(Entries taken from a collection)

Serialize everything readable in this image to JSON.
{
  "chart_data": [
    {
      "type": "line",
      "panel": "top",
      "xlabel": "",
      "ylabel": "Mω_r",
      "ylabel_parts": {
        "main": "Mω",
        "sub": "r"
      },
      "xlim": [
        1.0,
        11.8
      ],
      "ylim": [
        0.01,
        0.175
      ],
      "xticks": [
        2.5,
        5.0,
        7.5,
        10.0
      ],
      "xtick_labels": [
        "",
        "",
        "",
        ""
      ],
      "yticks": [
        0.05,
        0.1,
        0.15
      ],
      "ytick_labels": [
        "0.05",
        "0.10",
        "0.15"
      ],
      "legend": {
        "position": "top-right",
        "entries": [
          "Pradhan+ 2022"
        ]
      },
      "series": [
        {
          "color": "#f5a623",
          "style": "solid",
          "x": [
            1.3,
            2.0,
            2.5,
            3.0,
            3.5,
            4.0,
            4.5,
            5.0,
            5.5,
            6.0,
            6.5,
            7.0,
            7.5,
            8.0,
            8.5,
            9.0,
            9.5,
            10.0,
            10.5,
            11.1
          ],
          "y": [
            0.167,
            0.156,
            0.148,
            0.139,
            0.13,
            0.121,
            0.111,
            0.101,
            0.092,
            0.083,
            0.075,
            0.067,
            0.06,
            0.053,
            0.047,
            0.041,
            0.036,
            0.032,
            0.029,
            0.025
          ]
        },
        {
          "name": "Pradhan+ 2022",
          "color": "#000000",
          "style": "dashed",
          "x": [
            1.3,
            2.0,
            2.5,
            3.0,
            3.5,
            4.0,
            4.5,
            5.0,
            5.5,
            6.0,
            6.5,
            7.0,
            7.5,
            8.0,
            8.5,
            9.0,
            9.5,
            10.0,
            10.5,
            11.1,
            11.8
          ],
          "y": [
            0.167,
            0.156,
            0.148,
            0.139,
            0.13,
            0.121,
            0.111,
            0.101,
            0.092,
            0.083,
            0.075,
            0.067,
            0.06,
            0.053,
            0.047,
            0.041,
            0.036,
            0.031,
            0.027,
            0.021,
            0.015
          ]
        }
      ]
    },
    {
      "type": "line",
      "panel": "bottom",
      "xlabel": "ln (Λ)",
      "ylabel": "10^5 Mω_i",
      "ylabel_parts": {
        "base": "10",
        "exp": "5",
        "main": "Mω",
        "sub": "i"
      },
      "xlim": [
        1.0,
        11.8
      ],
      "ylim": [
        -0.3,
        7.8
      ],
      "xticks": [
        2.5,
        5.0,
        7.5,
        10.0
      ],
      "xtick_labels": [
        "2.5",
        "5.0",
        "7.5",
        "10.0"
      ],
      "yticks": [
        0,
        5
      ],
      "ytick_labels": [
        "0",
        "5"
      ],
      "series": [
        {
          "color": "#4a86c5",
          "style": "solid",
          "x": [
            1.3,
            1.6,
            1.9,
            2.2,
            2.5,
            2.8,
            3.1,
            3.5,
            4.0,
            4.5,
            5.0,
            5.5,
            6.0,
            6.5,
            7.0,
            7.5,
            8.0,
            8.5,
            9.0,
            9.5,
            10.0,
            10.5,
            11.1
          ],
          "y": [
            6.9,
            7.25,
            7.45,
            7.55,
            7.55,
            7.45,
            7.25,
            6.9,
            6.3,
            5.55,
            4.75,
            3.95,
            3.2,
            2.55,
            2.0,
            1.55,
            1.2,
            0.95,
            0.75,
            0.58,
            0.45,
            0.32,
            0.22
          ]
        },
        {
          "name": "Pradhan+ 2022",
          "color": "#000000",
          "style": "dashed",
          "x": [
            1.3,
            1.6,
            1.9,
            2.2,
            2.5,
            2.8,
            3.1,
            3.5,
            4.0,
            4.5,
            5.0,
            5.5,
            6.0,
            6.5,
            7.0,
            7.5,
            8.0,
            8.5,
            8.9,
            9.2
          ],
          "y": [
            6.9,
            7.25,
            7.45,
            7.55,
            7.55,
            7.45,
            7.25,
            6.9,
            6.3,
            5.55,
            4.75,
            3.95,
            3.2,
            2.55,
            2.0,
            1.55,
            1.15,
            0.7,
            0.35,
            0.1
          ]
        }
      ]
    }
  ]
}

#### [WRITTEN EXERCISE]
Type the material above out again, exactly.

#### [SOLUTION TO THE PROBLEM]
Serialize everything readable in this image to JSON.
{
  "chart_data": [
    {
      "type": "line",
      "panel": "top",
      "xlabel": "",
      "ylabel": "Mω_r",
      "ylabel_parts": {
        "main": "Mω",
        "sub": "r"
      },
      "xlim": [
        1.0,
        11.8
      ],
      "ylim": [
        0.01,
        0.175
      ],
      "xticks": [
        2.5,
        5.0,
        7.5,
        10.0
      ],
      "xtick_labels": [
        "",
        "",
        "",
        ""
      ],
      "yticks": [
        0.05,
        0.1,
        0.15
      ],
      "ytick_labels": [
        "0.05",
        "0.10",
        "0.15"
      ],
      "legend": {
        "position": "top-right",
        "entries": [
          "Pradhan+ 2022"
        ]
      },
      "series": [
        {
          "color": "#f5a623",
          "style": "solid",
          "x": [
            1.3,
            2.0,
            2.5,
            3.0,
            3.5,
            4.0,
            4.5,
            5.0,
            5.5,
            6.0,
            6.5,
            7.0,
            7.5,
            8.0,
            8.5,
            9.0,
            9.5,
            10.0,
            10.5,
            11.1
          ],
          "y": [
            0.167,
            0.156,
            0.148,
            0.139,
            0.13,
            0.121,
            0.111,
            0.101,
            0.092,
            0.083,
            0.075,
            0.067,
            0.06,
            0.053,
            0.047,
            0.041,
            0.036,
            0.032,
            0.029,
            0.025
          ]
        },
        {
          "name": "Pradhan+ 2022",
          "color": "#000000",
          "style": "dashed",
          "x": [
            1.3,
            2.0,
            2.5,
            3.0,
            3.5,
            4.0,
            4.5,
            5.0,
            5.5,
            6.0,
            6.5,
            7.0,
            7.5,
            8.0,
            8.5,
            9.0,
            9.5,
            10.0,
            10.5,
            11.1,
            11.8
          ],
          "y": [
            0.167,
            0.156,
            0.148,
            0.139,
            0.13,
            0.121,
            0.111,
            0.101,
            0.092,
            0.083,
            0.075,
            0.067,
            0.06,
            0.053,
            0.047,
            0.041,
            0.036,
            0.031,
            0.027,
            0.021,
            0.015
          ]
        }
      ]
    },
    {
      "type": "line",
      "panel": "bottom",
      "xlabel": "ln (Λ)",
      "ylabel": "10^5 Mω_i",
      "ylabel_parts": {
        "base": "10",
        "exp": "5",
        "main": "Mω",
        "sub": "i"
      },
      "xlim": [
        1.0,
        11.8
      ],
      "ylim": [
        -0.3,
        7.8
      ],
      "xticks": [
        2.5,
        5.0,
        7.5,
        10.0
      ],
      "xtick_labels": [
        "2.5",
        "5.0",
        "7.5",
        "10.0"
      ],
      "yticks": [
        0,
        5
      ],
      "ytick_labels": [
        "0",
        "5"
      ],
      "series": [
        {
          "color": "#4a86c5",
          "style": "solid",
          "x": [
            1.3,
            1.6,
            1.9,
            2.2,
            2.5,
            2.8,
            3.1,
            3.5,
            4.0,
            4.5,
            5.0,
            5.5,
            6.0,
            6.5,
            7.0,
            7.5,
            8.0,
            8.5,
            9.0,
            9.5,
            10.0,
            10.5,
            11.1
          ],
          "y": [
            6.9,
            7.25,
            7.45,
            7.55,
            7.55,
            7.45,
            7.25,
            6.9,
            6.3,
            5.55,
            4.75,
            3.95,
            3.2,
            2.55,
            2.0,
            1.55,
            1.2,
            0.95,
            0.75,
            0.58,
            0.45,
            0.32,
            0.22
          ]
        },
        {
          "name": "Pradhan+ 2022",
          "color": "#000000",
          "style": "dashed",
          "x": [
            1.3,
            1.6,
            1.9,
            2.2,
            2.5,
            2.8,
            3.1,
            3.5,
            4.0,
            4.5,
            5.0,
            5.5,
            6.0,
            6.5,
            7.0,
            7.5,
            8.0,
            8.5,
            8.9,
            9.2
          ],
          "y": [
            6.9,
            7.25,
            7.45,
            7.55,
            7.55,
            7.45,
            7.25,
            6.9,
            6.3,
            5.55,
            4.75,
            3.95,
            3.2,
            2.55,
            2.0,
            1.55,
            1.15,
            0.7,
            0.35,
            0.1
          ]
        }
      ]
    }
  ]
}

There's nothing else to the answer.